Say how many lines of the listing below contain "JSON", giving the number and nothing else.

SUPPLIED DATA —
▬▬▬▬▬▬

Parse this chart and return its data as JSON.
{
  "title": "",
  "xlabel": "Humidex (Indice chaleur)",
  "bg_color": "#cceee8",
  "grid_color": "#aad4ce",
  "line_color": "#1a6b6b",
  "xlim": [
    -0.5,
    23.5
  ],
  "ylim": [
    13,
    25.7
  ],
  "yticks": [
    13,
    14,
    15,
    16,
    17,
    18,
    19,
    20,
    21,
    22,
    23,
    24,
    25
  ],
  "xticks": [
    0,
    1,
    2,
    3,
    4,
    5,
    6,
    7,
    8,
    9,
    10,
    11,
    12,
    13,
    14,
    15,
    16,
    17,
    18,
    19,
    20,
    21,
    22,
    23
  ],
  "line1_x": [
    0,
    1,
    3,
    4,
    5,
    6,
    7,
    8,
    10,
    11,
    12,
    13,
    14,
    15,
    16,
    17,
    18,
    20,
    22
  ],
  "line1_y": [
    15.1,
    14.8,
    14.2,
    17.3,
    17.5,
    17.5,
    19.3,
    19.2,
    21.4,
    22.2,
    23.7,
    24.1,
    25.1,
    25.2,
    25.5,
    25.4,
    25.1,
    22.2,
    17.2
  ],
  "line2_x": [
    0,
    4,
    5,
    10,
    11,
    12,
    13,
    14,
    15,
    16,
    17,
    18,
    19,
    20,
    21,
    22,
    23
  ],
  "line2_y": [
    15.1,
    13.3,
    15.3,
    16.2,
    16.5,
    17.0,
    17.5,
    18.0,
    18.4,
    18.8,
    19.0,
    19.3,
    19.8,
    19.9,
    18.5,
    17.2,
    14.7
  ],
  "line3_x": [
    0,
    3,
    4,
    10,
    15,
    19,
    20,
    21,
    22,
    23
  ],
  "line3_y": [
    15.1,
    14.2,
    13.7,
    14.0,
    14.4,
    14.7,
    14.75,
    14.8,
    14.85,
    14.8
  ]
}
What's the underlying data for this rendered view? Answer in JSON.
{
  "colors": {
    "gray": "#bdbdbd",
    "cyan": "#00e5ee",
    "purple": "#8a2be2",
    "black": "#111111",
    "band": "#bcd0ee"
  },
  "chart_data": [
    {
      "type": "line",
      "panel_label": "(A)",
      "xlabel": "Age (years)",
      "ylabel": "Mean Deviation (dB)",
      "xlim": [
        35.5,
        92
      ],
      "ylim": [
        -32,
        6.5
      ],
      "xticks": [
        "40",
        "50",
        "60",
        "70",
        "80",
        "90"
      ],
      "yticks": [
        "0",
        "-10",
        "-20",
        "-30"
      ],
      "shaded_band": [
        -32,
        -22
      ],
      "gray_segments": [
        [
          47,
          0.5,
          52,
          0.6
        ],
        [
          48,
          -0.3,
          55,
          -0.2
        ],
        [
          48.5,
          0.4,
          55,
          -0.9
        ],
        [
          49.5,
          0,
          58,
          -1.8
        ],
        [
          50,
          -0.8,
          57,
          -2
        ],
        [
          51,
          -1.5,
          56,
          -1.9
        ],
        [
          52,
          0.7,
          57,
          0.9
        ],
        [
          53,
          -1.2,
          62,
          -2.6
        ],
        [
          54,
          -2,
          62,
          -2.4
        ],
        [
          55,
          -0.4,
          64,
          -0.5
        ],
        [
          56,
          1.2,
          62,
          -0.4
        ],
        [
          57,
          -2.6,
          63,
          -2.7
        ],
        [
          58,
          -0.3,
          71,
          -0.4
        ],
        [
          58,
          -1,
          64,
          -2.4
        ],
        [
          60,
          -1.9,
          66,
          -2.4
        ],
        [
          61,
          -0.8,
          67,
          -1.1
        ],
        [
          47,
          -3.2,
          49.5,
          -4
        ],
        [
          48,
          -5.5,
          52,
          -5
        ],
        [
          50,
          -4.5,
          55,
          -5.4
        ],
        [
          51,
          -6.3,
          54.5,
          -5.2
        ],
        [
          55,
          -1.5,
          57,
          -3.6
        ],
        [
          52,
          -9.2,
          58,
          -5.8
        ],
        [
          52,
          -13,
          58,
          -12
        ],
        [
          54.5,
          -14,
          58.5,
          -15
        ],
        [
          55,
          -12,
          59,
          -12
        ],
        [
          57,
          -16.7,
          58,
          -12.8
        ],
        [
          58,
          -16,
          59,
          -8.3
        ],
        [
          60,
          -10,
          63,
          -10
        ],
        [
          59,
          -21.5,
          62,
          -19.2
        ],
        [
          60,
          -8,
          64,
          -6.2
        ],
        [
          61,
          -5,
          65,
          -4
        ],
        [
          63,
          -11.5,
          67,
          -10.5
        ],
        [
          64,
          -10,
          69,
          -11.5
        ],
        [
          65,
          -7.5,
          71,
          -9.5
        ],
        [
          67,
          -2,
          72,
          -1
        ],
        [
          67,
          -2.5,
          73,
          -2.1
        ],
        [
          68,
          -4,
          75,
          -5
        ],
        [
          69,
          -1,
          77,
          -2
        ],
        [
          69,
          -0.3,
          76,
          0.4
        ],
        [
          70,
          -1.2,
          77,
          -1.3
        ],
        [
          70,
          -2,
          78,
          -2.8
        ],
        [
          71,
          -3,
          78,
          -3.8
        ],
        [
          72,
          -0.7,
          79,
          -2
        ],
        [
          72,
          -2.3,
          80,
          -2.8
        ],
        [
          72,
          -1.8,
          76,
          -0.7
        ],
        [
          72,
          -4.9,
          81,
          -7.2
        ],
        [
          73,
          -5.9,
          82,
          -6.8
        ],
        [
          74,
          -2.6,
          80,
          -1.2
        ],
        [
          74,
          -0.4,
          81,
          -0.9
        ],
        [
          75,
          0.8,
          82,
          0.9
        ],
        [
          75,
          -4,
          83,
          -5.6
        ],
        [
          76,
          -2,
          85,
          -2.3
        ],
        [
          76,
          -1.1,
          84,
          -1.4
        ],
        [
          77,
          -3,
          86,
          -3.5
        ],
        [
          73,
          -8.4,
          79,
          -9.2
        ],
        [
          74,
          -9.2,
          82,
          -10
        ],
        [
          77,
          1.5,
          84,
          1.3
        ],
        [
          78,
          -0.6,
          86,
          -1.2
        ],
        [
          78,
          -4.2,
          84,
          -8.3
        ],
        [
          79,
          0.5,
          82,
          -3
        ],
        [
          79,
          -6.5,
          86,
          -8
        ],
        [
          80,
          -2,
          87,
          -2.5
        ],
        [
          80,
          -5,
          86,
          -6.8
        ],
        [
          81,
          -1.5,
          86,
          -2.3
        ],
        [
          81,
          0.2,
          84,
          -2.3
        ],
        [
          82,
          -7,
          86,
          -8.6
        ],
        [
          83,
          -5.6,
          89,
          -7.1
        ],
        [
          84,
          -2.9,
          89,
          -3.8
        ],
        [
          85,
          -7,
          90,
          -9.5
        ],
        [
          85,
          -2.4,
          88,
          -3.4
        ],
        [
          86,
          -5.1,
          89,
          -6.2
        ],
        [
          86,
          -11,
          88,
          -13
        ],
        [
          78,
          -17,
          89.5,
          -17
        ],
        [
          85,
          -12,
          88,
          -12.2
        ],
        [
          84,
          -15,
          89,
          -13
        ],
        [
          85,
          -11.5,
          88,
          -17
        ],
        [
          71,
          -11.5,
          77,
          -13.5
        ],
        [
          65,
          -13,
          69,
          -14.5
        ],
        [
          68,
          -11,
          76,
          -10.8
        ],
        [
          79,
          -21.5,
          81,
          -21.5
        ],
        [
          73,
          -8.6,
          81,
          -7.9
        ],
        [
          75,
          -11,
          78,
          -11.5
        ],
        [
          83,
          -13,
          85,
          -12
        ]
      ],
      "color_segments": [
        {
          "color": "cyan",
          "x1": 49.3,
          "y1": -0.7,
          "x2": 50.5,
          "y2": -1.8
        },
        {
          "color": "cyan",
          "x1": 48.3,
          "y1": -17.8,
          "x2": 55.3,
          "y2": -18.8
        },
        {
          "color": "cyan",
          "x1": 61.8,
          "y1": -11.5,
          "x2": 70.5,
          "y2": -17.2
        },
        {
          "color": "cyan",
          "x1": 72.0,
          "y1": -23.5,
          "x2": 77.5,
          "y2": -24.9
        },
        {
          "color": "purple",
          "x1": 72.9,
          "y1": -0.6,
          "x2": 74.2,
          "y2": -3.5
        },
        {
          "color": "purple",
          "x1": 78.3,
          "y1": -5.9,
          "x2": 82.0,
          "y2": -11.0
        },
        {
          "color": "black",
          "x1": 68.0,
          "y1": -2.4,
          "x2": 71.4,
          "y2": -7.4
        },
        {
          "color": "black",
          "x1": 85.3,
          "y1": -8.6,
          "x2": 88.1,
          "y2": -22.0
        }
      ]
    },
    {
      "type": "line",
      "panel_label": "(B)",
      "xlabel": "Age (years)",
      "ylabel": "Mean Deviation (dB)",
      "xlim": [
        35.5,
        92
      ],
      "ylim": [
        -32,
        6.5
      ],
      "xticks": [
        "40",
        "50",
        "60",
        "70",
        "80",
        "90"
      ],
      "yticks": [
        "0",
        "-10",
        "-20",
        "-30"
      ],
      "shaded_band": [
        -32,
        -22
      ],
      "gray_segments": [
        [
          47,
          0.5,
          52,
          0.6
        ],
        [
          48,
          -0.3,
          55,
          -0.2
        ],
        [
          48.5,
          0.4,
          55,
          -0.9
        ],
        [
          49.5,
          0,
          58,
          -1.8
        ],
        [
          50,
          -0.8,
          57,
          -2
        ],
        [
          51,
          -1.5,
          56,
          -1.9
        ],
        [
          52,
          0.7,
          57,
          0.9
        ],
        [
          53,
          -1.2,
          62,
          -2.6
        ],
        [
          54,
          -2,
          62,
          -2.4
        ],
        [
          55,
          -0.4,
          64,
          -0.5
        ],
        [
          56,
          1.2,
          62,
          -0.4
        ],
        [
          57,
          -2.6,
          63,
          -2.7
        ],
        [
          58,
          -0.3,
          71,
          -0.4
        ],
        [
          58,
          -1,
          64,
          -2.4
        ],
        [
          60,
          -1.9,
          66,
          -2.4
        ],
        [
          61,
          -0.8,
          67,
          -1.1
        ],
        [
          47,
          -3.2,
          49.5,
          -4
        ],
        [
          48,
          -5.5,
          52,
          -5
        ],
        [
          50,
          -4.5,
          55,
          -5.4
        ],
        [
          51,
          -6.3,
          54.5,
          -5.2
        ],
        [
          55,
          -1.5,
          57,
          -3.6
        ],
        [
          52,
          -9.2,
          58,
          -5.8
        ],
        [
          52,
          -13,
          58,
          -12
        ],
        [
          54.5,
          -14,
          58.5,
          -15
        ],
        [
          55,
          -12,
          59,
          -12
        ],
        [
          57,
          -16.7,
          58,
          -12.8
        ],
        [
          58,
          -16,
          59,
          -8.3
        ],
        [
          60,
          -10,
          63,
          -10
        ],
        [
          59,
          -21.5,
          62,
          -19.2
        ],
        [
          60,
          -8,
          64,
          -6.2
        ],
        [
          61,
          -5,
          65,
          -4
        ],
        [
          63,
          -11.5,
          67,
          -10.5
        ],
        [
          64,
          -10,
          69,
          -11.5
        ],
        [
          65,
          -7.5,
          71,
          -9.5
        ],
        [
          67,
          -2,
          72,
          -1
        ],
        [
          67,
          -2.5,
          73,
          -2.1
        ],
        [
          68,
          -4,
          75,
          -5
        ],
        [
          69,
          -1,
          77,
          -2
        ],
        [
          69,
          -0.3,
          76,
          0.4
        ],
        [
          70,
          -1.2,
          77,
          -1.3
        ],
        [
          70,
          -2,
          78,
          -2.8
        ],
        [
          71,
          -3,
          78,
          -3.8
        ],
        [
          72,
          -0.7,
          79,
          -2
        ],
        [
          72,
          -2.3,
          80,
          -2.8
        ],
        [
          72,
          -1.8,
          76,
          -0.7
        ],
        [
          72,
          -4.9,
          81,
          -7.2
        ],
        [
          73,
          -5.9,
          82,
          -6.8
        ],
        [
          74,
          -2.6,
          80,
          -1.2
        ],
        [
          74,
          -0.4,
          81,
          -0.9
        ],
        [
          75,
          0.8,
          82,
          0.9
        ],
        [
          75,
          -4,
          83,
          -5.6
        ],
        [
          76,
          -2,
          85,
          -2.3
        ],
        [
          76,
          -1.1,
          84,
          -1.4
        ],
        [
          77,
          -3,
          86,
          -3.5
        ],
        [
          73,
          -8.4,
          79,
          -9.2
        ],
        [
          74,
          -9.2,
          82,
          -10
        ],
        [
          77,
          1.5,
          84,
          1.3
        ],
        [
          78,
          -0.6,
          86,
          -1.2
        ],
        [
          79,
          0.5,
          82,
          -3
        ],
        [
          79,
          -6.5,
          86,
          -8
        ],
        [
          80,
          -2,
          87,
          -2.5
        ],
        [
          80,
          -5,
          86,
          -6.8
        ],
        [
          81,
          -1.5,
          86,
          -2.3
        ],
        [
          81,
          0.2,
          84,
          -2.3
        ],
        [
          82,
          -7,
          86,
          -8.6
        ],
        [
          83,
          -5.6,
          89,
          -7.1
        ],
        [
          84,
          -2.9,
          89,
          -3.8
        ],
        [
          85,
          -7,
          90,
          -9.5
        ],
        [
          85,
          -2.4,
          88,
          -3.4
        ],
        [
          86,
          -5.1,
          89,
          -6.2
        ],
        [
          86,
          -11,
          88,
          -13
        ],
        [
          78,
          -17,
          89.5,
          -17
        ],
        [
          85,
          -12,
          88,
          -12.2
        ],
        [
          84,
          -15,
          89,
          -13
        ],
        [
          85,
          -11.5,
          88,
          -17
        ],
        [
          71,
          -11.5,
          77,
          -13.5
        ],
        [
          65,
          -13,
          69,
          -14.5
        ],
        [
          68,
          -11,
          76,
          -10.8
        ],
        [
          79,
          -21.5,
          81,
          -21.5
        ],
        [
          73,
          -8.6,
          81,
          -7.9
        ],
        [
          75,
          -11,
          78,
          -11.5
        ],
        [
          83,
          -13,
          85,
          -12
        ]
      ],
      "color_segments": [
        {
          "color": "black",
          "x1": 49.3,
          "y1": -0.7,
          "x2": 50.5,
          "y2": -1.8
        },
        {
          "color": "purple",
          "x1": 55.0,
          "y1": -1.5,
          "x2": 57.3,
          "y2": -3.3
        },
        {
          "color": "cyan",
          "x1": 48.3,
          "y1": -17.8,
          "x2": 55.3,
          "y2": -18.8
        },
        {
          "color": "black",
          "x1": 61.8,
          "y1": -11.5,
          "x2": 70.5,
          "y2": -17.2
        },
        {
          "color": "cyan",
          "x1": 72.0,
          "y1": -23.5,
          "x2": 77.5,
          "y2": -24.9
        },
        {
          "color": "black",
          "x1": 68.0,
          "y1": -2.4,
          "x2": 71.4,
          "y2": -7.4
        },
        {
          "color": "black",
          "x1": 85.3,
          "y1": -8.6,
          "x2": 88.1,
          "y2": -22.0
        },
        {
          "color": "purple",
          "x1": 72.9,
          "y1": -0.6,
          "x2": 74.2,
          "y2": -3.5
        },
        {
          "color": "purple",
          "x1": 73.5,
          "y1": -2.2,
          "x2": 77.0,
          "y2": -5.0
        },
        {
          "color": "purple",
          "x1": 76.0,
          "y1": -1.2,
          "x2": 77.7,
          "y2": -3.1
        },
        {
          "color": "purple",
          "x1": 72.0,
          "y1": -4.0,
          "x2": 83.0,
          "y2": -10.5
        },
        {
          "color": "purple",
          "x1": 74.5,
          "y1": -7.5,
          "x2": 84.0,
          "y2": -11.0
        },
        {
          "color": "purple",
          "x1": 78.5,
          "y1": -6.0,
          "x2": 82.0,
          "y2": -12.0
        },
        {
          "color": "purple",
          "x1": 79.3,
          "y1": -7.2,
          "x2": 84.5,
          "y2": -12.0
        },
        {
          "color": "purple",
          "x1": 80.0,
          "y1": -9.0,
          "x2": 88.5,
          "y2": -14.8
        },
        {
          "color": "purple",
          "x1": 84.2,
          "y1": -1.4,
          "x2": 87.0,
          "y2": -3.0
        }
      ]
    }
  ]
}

▬▬▬▬▬▬

RESULT OF THE EXERCISE — 2